> [Aim of the task]
Repeat the entries below exactly as they appear, with no pictures.
-.-.-
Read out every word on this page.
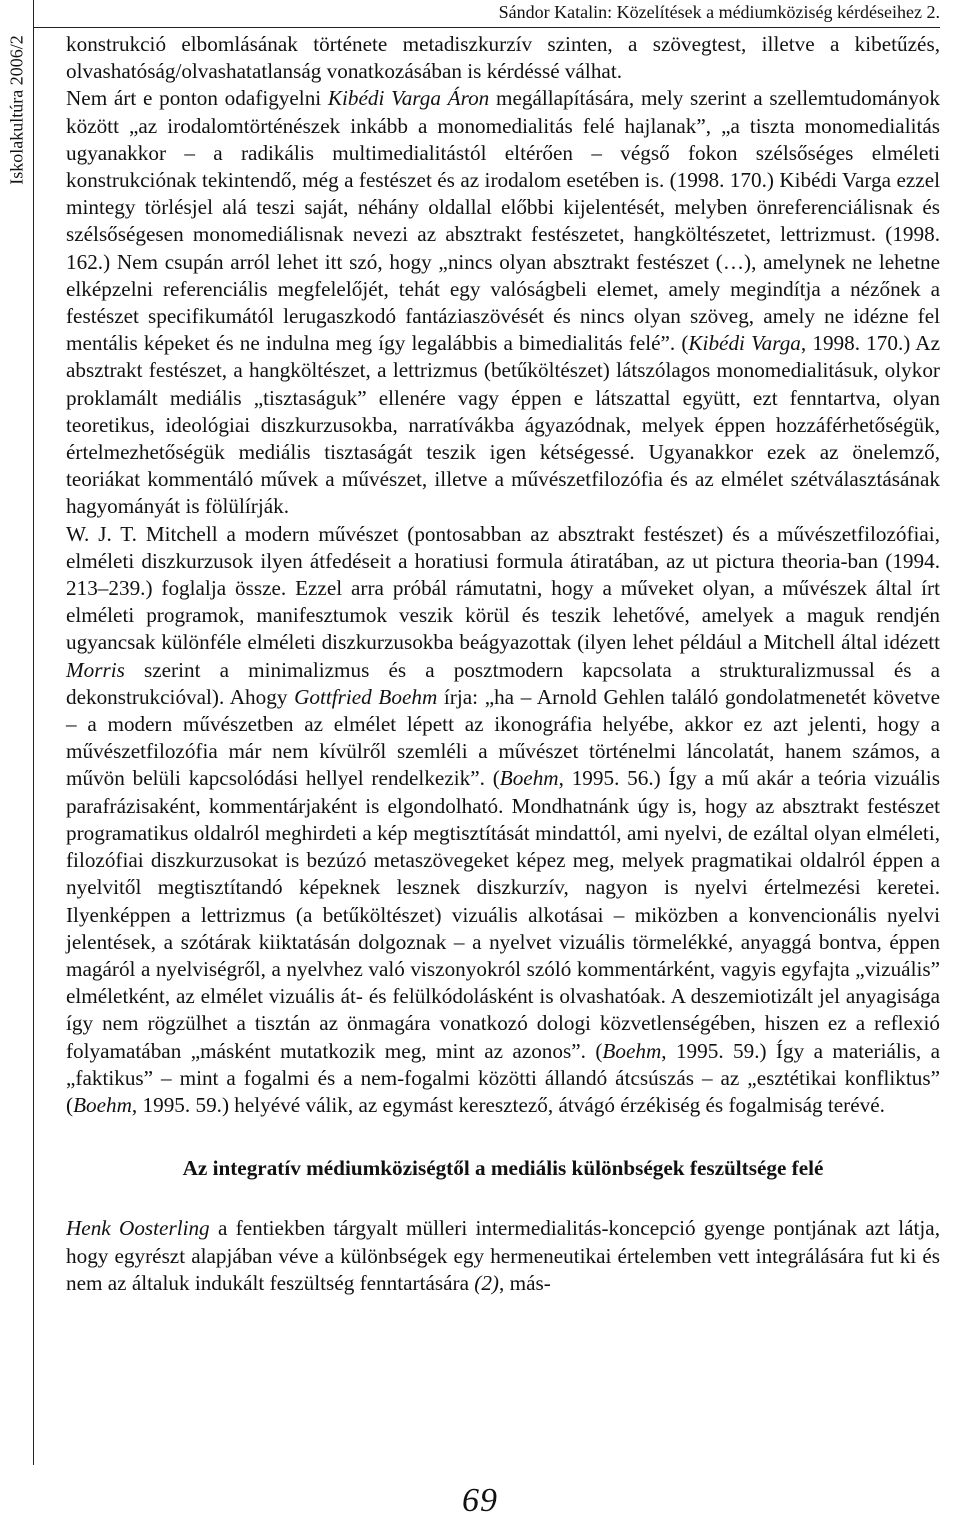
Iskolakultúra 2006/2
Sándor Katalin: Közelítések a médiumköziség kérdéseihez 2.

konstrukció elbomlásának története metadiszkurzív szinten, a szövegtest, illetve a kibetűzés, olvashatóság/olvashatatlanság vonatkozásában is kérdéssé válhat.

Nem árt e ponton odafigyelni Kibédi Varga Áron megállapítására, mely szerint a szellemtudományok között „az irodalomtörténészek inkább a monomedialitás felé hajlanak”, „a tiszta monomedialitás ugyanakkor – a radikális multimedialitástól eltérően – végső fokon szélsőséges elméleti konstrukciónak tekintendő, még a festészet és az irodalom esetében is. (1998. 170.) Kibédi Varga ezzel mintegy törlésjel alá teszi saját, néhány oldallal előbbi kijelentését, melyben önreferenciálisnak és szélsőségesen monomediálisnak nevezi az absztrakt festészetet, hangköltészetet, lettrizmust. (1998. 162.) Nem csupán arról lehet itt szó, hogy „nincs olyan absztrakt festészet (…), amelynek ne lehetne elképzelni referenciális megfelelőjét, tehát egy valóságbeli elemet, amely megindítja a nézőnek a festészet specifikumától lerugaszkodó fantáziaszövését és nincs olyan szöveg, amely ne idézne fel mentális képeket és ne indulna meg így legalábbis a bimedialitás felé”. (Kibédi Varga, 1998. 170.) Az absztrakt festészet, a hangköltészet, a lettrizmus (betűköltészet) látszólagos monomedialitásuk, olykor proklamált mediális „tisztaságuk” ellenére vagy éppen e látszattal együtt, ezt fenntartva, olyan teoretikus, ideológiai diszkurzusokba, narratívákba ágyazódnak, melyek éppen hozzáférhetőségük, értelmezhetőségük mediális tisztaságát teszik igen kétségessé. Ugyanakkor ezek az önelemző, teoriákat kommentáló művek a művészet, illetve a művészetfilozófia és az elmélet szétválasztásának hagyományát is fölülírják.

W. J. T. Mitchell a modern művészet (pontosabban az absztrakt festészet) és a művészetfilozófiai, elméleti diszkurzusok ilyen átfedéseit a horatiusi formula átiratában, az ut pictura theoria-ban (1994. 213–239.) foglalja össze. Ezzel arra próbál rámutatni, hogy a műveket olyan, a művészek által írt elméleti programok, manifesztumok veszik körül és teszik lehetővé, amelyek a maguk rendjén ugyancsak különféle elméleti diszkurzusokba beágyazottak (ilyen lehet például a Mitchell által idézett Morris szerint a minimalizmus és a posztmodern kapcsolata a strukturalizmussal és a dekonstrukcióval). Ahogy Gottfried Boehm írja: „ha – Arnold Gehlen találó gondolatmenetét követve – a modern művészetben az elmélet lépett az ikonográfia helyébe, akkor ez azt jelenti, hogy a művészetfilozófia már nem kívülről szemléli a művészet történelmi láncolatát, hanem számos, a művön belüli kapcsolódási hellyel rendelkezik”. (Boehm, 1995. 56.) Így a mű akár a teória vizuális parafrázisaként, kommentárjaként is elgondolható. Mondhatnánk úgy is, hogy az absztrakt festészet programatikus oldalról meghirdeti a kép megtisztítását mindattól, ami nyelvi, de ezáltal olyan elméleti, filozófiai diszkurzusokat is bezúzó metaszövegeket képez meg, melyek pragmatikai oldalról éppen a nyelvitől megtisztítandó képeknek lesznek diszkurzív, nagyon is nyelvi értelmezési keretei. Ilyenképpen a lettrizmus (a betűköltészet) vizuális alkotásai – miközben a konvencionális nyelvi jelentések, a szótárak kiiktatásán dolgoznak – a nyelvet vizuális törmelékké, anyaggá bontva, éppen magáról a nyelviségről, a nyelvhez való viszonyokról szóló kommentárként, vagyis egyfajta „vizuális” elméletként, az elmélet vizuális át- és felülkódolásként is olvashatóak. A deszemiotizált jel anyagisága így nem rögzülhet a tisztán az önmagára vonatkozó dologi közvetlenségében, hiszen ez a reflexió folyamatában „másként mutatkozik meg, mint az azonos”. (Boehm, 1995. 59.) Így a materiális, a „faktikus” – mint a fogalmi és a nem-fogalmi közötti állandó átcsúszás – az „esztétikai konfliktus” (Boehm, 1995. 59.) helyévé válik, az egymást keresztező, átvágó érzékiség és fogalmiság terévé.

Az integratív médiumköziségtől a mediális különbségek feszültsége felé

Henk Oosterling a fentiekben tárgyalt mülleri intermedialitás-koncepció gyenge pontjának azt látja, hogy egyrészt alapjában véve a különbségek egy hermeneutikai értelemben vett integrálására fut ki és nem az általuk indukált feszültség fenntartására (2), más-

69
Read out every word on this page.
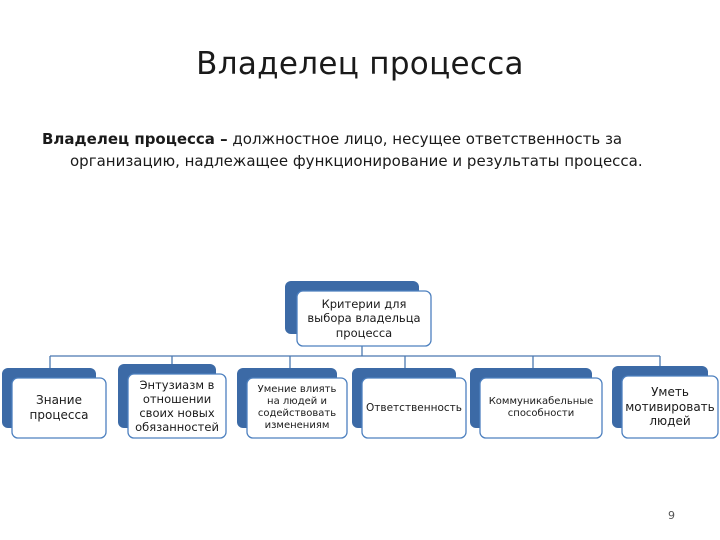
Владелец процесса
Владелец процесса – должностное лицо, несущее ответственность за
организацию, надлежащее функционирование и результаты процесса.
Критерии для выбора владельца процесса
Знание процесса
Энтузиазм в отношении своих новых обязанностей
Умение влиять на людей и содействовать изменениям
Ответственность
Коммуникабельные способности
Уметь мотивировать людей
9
-.-.-
> [Result]
Read out every word on this page.
Iskolakultúra 2006/2
Sándor Katalin: Közelítések a médiumköziség kérdéseihez 2.

konstrukció elbomlásának története metadiszkurzív szinten, a szövegtest, illetve a kibetűzés, olvashatóság/olvashatatlanság vonatkozásában is kérdéssé válhat.

Nem árt e ponton odafigyelni Kibédi Varga Áron megállapítására, mely szerint a szellemtudományok között „az irodalomtörténészek inkább a monomedialitás felé hajlanak”, „a tiszta monomedialitás ugyanakkor – a radikális multimedialitástól eltérően – végső fokon szélsőséges elméleti konstrukciónak tekintendő, még a festészet és az irodalom esetében is. (1998. 170.) Kibédi Varga ezzel mintegy törlésjel alá teszi saját, néhány oldallal előbbi kijelentését, melyben önreferenciálisnak és szélsőségesen monomediálisnak nevezi az absztrakt festészetet, hangköltészetet, lettrizmust. (1998. 162.) Nem csupán arról lehet itt szó, hogy „nincs olyan absztrakt festészet (…), amelynek ne lehetne elképzelni referenciális megfelelőjét, tehát egy valóságbeli elemet, amely megindítja a nézőnek a festészet specifikumától lerugaszkodó fantáziaszövését és nincs olyan szöveg, amely ne idézne fel mentális képeket és ne indulna meg így legalábbis a bimedialitás felé”. (Kibédi Varga, 1998. 170.) Az absztrakt festészet, a hangköltészet, a lettrizmus (betűköltészet) látszólagos monomedialitásuk, olykor proklamált mediális „tisztaságuk” ellenére vagy éppen e látszattal együtt, ezt fenntartva, olyan teoretikus, ideológiai diszkurzusokba, narratívákba ágyazódnak, melyek éppen hozzáférhetőségük, értelmezhetőségük mediális tisztaságát teszik igen kétségessé. Ugyanakkor ezek az önelemző, teoriákat kommentáló művek a művészet, illetve a művészetfilozófia és az elmélet szétválasztásának hagyományát is fölülírják.

W. J. T. Mitchell a modern művészet (pontosabban az absztrakt festészet) és a művészetfilozófiai, elméleti diszkurzusok ilyen átfedéseit a horatiusi formula átiratában, az ut pictura theoria-ban (1994. 213–239.) foglalja össze. Ezzel arra próbál rámutatni, hogy a műveket olyan, a művészek által írt elméleti programok, manifesztumok veszik körül és teszik lehetővé, amelyek a maguk rendjén ugyancsak különféle elméleti diszkurzusokba beágyazottak (ilyen lehet például a Mitchell által idézett Morris szerint a minimalizmus és a posztmodern kapcsolata a strukturalizmussal és a dekonstrukcióval). Ahogy Gottfried Boehm írja: „ha – Arnold Gehlen találó gondolatmenetét követve – a modern művészetben az elmélet lépett az ikonográfia helyébe, akkor ez azt jelenti, hogy a művészetfilozófia már nem kívülről szemléli a művészet történelmi láncolatát, hanem számos, a művön belüli kapcsolódási hellyel rendelkezik”. (Boehm, 1995. 56.) Így a mű akár a teória vizuális parafrázisaként, kommentárjaként is elgondolható. Mondhatnánk úgy is, hogy az absztrakt festészet programatikus oldalról meghirdeti a kép megtisztítását mindattól, ami nyelvi, de ezáltal olyan elméleti, filozófiai diszkurzusokat is bezúzó metaszövegeket képez meg, melyek pragmatikai oldalról éppen a nyelvitől megtisztítandó képeknek lesznek diszkurzív, nagyon is nyelvi értelmezési keretei. Ilyenképpen a lettrizmus (a betűköltészet) vizuális alkotásai – miközben a konvencionális nyelvi jelentések, a szótárak kiiktatásán dolgoznak – a nyelvet vizuális törmelékké, anyaggá bontva, éppen magáról a nyelviségről, a nyelvhez való viszonyokról szóló kommentárként, vagyis egyfajta „vizuális” elméletként, az elmélet vizuális át- és felülkódolásként is olvashatóak. A deszemiotizált jel anyagisága így nem rögzülhet a tisztán az önmagára vonatkozó dologi közvetlenségében, hiszen ez a reflexió folyamatában „másként mutatkozik meg, mint az azonos”. (Boehm, 1995. 59.) Így a materiális, a „faktikus” – mint a fogalmi és a nem-fogalmi közötti állandó átcsúszás – az „esztétikai konfliktus” (Boehm, 1995. 59.) helyévé válik, az egymást keresztező, átvágó érzékiség és fogalmiság terévé.

Az integratív médiumköziségtől a mediális különbségek feszültsége felé

Henk Oosterling a fentiekben tárgyalt mülleri intermedialitás-koncepció gyenge pontjának azt látja, hogy egyrészt alapjában véve a különbségek egy hermeneutikai értelemben vett integrálására fut ki és nem az általuk indukált feszültség fenntartására (2), más-

69
Read out every word on this page.
Владелец процесса
Владелец процесса – должностное лицо, несущее ответственность за
организацию, надлежащее функционирование и результаты процесса.
Критерии для выбора владельца процесса
Знание процесса
Энтузиазм в отношении своих новых обязанностей
Умение влиять на людей и содействовать изменениям
Ответственность
Коммуникабельные способности
Уметь мотивировать людей
9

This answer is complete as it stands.